Task instructions
How many lines in these records hold the string "يدعوهم"? Reply with the number alone.

Supplied records
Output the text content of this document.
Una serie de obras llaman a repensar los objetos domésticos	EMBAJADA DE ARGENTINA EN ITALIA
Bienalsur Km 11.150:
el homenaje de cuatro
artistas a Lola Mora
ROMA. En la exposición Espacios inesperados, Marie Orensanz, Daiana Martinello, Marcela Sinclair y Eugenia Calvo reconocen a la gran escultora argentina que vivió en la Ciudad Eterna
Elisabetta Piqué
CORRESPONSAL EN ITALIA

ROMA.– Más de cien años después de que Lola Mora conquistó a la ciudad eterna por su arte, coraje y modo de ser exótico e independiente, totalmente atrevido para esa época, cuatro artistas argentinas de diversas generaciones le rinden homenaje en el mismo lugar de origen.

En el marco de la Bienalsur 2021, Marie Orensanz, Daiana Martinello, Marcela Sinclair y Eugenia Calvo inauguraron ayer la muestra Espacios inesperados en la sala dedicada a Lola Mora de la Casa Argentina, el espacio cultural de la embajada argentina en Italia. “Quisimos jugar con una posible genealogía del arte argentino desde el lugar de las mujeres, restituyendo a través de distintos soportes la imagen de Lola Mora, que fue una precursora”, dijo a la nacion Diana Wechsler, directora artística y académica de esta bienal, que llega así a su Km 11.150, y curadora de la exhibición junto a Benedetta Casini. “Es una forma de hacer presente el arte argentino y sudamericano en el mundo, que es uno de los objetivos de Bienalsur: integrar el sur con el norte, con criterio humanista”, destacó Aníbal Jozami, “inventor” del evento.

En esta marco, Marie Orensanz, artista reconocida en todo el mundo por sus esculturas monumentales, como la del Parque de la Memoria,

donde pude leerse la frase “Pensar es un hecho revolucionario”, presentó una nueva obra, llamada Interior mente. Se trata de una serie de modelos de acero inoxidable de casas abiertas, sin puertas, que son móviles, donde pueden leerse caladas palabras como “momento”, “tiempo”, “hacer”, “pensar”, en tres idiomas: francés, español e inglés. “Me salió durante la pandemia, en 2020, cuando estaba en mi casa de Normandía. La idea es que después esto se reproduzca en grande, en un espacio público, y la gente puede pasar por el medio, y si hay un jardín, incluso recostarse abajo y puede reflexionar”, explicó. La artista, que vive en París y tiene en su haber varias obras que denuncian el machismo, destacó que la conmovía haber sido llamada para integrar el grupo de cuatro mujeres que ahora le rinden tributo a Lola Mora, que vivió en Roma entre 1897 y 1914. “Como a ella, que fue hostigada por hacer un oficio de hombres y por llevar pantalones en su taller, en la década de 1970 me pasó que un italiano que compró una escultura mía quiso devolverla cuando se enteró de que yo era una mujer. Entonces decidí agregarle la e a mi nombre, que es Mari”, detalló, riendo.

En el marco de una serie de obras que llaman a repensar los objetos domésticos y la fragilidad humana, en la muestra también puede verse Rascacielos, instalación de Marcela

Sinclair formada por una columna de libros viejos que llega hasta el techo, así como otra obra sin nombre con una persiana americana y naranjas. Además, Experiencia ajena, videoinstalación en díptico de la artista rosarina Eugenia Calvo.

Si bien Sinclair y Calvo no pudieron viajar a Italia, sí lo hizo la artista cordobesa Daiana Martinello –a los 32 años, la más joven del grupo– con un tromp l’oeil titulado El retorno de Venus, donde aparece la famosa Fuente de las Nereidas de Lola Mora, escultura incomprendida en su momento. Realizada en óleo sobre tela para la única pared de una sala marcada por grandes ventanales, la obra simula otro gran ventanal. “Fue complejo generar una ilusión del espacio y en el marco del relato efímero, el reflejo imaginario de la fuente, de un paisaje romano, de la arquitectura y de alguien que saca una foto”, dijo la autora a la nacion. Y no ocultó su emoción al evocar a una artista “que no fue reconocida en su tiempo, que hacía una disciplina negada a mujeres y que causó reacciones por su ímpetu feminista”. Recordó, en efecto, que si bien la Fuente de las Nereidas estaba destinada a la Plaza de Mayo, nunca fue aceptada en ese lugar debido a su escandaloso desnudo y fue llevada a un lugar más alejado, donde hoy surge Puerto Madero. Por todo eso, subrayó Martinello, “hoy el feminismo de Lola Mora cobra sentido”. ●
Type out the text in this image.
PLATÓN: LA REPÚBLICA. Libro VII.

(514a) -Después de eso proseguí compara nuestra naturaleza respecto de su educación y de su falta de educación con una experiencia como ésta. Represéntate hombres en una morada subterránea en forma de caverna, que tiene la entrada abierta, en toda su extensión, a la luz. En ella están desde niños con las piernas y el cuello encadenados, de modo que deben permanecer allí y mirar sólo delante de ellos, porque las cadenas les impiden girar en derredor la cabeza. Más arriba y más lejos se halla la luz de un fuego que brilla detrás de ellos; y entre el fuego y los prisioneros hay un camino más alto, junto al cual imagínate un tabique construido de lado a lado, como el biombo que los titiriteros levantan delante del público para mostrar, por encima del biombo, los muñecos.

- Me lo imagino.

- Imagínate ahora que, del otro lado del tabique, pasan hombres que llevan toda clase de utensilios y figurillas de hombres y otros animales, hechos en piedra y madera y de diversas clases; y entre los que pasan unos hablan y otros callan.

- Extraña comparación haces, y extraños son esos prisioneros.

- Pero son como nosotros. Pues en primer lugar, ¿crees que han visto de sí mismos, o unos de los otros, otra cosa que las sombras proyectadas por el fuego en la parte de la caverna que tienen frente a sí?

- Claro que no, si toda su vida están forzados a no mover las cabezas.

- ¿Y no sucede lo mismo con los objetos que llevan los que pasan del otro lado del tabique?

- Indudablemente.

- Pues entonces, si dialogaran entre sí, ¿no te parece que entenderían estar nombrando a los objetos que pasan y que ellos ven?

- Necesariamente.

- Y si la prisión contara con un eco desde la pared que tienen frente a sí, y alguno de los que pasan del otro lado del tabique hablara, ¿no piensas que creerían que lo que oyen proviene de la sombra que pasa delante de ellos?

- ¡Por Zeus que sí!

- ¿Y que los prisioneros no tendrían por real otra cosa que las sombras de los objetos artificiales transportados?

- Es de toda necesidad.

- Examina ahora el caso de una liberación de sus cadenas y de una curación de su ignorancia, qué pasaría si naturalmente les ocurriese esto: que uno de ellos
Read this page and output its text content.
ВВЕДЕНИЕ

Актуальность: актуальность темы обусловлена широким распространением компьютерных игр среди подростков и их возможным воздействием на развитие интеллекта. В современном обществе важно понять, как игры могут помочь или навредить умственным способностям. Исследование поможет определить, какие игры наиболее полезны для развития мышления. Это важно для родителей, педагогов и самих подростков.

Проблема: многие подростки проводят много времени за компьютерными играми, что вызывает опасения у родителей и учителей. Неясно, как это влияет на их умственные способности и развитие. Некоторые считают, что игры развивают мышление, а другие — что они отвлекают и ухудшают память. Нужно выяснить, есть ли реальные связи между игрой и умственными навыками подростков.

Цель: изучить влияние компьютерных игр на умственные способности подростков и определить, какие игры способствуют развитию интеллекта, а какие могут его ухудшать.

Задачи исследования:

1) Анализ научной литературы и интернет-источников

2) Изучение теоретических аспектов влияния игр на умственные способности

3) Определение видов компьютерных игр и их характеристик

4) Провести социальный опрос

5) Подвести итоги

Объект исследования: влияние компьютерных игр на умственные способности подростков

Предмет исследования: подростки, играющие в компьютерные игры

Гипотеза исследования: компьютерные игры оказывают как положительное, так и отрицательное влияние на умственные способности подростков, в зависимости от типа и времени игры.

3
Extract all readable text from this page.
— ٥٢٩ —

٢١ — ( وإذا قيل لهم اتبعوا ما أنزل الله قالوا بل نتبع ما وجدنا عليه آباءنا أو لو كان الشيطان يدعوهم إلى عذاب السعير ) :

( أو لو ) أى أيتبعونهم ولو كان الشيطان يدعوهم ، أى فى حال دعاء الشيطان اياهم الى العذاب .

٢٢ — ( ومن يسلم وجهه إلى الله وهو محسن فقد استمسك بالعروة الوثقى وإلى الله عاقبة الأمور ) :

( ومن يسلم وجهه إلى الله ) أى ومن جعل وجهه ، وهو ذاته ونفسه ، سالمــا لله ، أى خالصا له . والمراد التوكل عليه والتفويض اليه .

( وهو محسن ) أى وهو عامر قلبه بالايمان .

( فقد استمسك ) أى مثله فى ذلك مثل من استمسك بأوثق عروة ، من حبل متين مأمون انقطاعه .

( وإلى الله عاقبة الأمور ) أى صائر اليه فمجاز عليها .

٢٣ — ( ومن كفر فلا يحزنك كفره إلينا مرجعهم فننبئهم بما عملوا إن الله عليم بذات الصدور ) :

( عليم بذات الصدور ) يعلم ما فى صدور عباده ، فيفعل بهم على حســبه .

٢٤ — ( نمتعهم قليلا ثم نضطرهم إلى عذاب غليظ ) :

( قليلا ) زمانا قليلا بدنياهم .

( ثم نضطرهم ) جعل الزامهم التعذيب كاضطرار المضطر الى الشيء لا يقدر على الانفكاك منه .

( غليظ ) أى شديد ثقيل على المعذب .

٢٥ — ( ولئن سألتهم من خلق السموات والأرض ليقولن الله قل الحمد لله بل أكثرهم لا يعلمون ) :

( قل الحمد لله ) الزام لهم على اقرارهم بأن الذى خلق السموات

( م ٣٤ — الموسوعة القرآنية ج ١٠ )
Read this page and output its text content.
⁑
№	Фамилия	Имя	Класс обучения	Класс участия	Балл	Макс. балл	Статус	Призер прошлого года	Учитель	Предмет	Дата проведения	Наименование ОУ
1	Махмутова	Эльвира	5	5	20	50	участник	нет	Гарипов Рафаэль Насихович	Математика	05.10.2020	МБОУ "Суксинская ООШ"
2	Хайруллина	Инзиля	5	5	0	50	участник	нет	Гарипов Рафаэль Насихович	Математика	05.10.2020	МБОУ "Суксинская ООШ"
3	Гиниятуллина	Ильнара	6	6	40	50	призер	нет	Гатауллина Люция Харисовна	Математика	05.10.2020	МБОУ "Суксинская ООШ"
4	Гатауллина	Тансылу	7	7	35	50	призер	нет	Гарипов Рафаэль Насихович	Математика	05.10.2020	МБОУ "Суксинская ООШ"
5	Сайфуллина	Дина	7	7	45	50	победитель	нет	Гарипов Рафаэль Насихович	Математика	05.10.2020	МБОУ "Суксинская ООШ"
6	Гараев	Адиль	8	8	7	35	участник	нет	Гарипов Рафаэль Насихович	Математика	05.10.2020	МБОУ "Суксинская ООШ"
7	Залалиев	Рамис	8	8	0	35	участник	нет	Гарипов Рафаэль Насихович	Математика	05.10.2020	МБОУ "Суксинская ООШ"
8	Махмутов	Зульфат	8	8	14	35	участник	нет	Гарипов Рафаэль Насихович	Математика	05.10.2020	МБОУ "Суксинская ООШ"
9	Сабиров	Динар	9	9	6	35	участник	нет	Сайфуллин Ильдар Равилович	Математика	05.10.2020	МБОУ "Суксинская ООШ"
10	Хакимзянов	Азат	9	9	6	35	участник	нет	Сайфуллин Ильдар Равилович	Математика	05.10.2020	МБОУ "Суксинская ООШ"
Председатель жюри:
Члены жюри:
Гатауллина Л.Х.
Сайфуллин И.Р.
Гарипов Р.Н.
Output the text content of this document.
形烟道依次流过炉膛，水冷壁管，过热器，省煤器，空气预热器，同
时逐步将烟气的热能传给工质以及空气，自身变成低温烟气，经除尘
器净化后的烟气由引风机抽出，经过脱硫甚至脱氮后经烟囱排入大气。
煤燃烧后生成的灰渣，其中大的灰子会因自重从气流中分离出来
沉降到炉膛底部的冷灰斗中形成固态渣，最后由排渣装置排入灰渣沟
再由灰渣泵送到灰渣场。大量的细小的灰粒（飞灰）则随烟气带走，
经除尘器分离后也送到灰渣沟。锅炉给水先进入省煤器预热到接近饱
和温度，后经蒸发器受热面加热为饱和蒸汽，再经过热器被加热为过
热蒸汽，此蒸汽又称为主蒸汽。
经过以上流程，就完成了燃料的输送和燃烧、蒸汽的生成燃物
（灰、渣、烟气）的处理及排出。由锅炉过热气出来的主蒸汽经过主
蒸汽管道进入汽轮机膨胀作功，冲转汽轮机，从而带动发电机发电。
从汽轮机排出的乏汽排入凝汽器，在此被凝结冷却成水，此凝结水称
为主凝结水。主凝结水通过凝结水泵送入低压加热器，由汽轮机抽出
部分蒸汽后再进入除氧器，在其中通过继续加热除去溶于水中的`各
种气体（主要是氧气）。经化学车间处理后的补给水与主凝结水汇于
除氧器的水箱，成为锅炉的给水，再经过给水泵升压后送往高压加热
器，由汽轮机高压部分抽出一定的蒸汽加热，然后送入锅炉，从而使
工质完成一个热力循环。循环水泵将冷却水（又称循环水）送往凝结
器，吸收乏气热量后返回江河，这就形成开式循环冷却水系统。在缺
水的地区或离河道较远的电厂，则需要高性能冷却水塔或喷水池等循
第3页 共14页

Answer to this task
2